▶ _本文抜粋_:
──────

この記事の学習優先度は”非常に高い”です。
訪問入浴介護は毎年ケアマネジャー試験の福祉サービス分野の知識等に出題される可能性が非常に高いポイントの1つです。
試験範囲に含まれるサービスのなかでも、ポイントを抑えれば比較的得点しやすい傾向がみられます。
それだけに訪問入浴介護での失点はなるべくは避けたいところ。
しっかりポイントを絞って勉強を進めていきましょう。
この記事では次のような事柄について解説を行っていきます。
・訪問入浴介護の過去のケアマネジャー試験での出題ポイント
・2024年度介護報酬改定に伴う出題への影響
・2024年度の試験に出題が予想されるポイント
出題が予想されるポイントについては確証がないので外れても許してねっ
過去のケアマネジャー試験の出題ポイント
訪問入浴介護は過去5年間でケアマネジャー試験に5回連続で出題されています。
令和以前も出題率は高かったものの、出題がない年もあるため、近年の試験でさらに重要度が増していると捉えることができます。
また介護予防訪問入浴介護の出題がみられなくなった点にも注目すべきです。
過去の試験では何度か「介護予防訪問入浴介護について正しいものはどれか。」といった設問が出題されていましたが、令和になってからはこういった出題が一度もありません。
そのため介護予防訪問入浴介護のケアマネジャー試験での重要度は、近年ではやや低下していると捉えることができます。
ではここで過去5年間に出題された問題を見てみましょう。
令和5年度試験
問題51 介護保険における訪問入浴介護について正しいものはどれか。2つ選べ。
1 訪問入浴介護従業者として、看護職員又は介護職員のうち1人以上は、常勤でなければならない。
2 指定訪問入浴介護事業者は、機能訓練指導員を配置しなければならない。
3 サービスの提供の責任者は、看護職員でなければならない。
4 サービスの提供方法等の説明には、入浴方法等の内容、作業手順、入浴後の留意点などが含まれる。
5 指定訪問入浴介護事業者は、協力医療機関を事業の通常の実施地域内と実施地域外に、それぞれ定めなければならない。
令和5年度(第26回)介護支援専門員実務研修受講試験解答をみる
正解 1,4
令和4年度試験
問題52 介護保険における訪問入浴介護について正しいものはどれか。2つ選べ。
1 指定訪問入浴介護事業所ごとに、医師を1人以上置かなければならない。
2 管理者は、看護師又は准看護師でなければならない。

──────

▶ _演習課題_:
- a) 本文抜粋によると、訪問入浴介護は過去5年間でケアマネジャー試験に何回連続で出題されているか。
- b) 本文抜粋のうち、「しっかりポイントを絞って勉強を進めていきましょう。」を含む語句で始まり「った出題が一度もありません。」で終わる部分を、一字も変えずに書き写しなさい。

▶ _抽出資料_:
──────

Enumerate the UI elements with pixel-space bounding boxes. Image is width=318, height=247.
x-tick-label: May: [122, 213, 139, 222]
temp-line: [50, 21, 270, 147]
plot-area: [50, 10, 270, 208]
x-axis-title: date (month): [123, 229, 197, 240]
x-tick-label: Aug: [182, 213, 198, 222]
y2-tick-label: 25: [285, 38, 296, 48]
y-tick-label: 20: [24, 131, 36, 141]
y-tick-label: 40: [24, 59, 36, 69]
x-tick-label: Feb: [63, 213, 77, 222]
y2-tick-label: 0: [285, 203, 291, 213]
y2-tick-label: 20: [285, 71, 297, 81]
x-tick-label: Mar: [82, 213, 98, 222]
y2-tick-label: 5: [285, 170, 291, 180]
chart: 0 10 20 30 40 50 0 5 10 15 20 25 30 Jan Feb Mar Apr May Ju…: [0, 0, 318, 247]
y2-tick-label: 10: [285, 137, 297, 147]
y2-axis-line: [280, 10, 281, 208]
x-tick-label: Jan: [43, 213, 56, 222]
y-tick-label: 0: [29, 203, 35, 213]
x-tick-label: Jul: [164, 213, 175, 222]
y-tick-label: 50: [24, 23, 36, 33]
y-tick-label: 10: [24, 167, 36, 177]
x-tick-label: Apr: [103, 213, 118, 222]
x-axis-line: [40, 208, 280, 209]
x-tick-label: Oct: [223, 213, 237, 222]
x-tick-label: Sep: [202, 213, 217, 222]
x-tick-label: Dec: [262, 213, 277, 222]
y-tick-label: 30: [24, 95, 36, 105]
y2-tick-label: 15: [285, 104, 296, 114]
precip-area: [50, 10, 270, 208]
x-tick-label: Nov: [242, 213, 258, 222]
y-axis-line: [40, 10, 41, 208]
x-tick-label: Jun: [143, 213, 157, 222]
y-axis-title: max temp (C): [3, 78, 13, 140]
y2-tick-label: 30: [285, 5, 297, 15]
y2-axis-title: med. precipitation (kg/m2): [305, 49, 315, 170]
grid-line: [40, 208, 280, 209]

──────

▶ _課題別解答_:
- a) 5回連続で出題されている。

- b)
しっかりポイントを絞って勉強を進めていきましょう。
この記事では次のような事柄について解説を行っていきます。
・訪問入浴介護の過去のケアマネジャー試験での出題ポイント
・2024年度介護報酬改定に伴う出題への影響
・2024年度の試験に出題が予想されるポイント
出題が予想されるポイントについては確証がないので外れても許してねっ
過去のケアマネジャー試験の出題ポイント
訪問入浴介護は過去5年間でケアマネジャー試験に5回連続で出題されています。
令和以前も出題率は高かったものの、出題がない年もあるため、近年の試験でさらに重要度が増していると捉えることができます。
また介護予防訪問入浴介護の出題がみられなくなった点にも注目すべきです。
過去の試験では何度か「介護予防訪問入浴介護について正しいものはどれか。」といった設問が出題されていましたが、令和になってからはこういった出題が一度もありません。